▶ _EXERCISE INSTRUCTIONS_: Which lines below hold the word "produce"? Report each one.
[START MATERIAL SUPPLIED]
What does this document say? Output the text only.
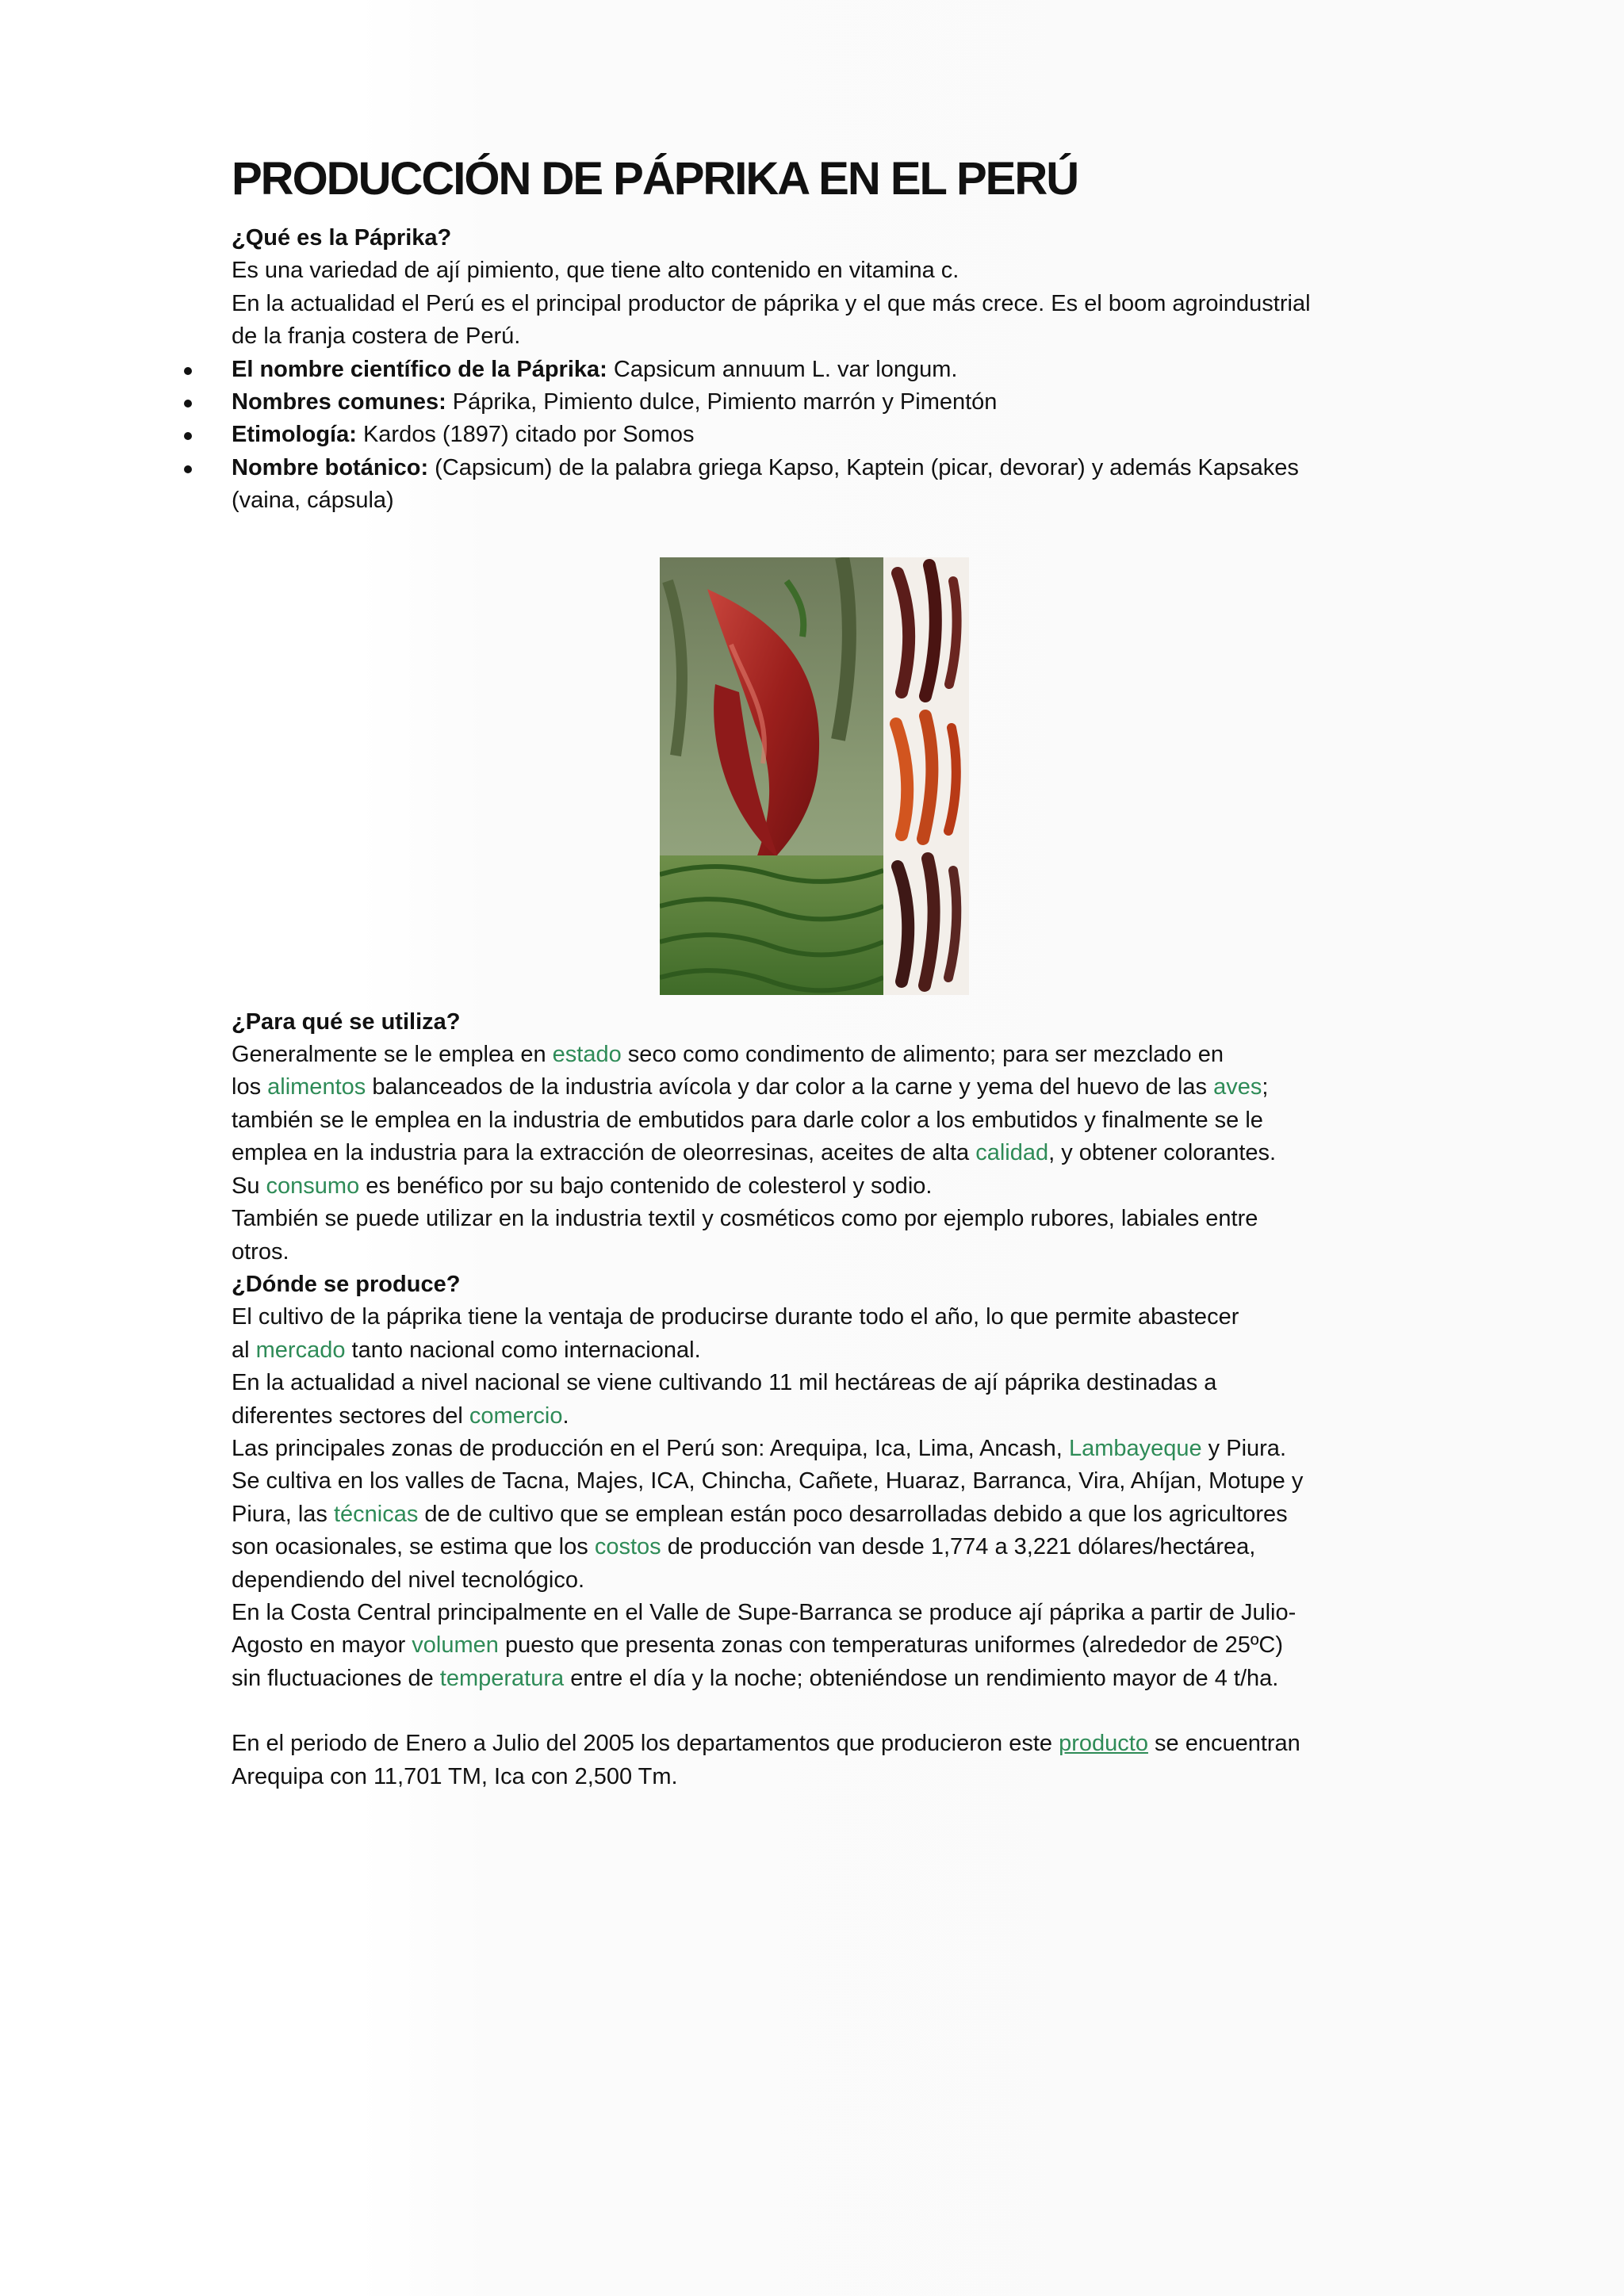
PRODUCCIÓN DE PÁPRIKA EN EL PERÚ

¿Qué es la Páprika?

Es una variedad de ají pimiento, que tiene alto contenido en vitamina c.

En la actualidad el Perú es el principal productor de páprika y el que más crece. Es el boom agroindustrial

de la franja costera de Perú.

El nombre científico de la Páprika: Capsicum annuum L. var longum.
Nombres comunes: Páprika, Pimiento dulce, Pimiento marrón y Pimentón
Etimología: Kardos (1897) citado por Somos
Nombre botánico: (Capsicum) de la palabra griega Kapso, Kaptein (picar, devorar) y además Kapsakes
(vaina, cápsula)

¿Para qué se utiliza?

Generalmente se le emplea en estado seco como condimento de alimento; para ser mezclado en

los alimentos balanceados de la industria avícola y dar color a la carne y yema del huevo de las aves;

también se le emplea en la industria de embutidos para darle color a los embutidos y finalmente se le

emplea en la industria para la extracción de oleorresinas, aceites de alta calidad, y obtener colorantes.

Su consumo es benéfico por su bajo contenido de colesterol y sodio.

También se puede utilizar en la industria textil y cosméticos como por ejemplo rubores, labiales entre

otros.

¿Dónde se produce?

El cultivo de la páprika tiene la ventaja de producirse durante todo el año, lo que permite abastecer

al mercado tanto nacional como internacional.

En la actualidad a nivel nacional se viene cultivando 11 mil hectáreas de ají páprika destinadas a

diferentes sectores del comercio.

Las principales zonas de producción en el Perú son: Arequipa, Ica, Lima, Ancash, Lambayeque y Piura.

Se cultiva en los valles de Tacna, Majes, ICA, Chincha, Cañete, Huaraz, Barranca, Vira, Ahíjan, Motupe y

Piura, las técnicas de de cultivo que se emplean están poco desarrolladas debido a que los agricultores

son ocasionales, se estima que los costos de producción van desde 1,774 a 3,221 dólares/hectárea,

dependiendo del nivel tecnológico.

En la Costa Central principalmente en el Valle de Supe-Barranca se produce ají páprika a partir de Julio-

Agosto en mayor volumen puesto que presenta zonas con temperaturas uniformes (alrededor de 25ºC)

sin fluctuaciones de temperatura entre el día y la noche; obteniéndose un rendimiento mayor de 4 t/ha.

En el periodo de Enero a Julio del 2005 los departamentos que producieron este producto se encuentran

Arequipa con 11,701 TM, Ica con 2,500 Tm.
[END MATERIAL SUPPLIED]
▶ _ANSWER IN FULL_:
¿Dónde se produce?
En la Costa Central principalmente en el Valle de Supe-Barranca se produce ají páprika a partir de Julio-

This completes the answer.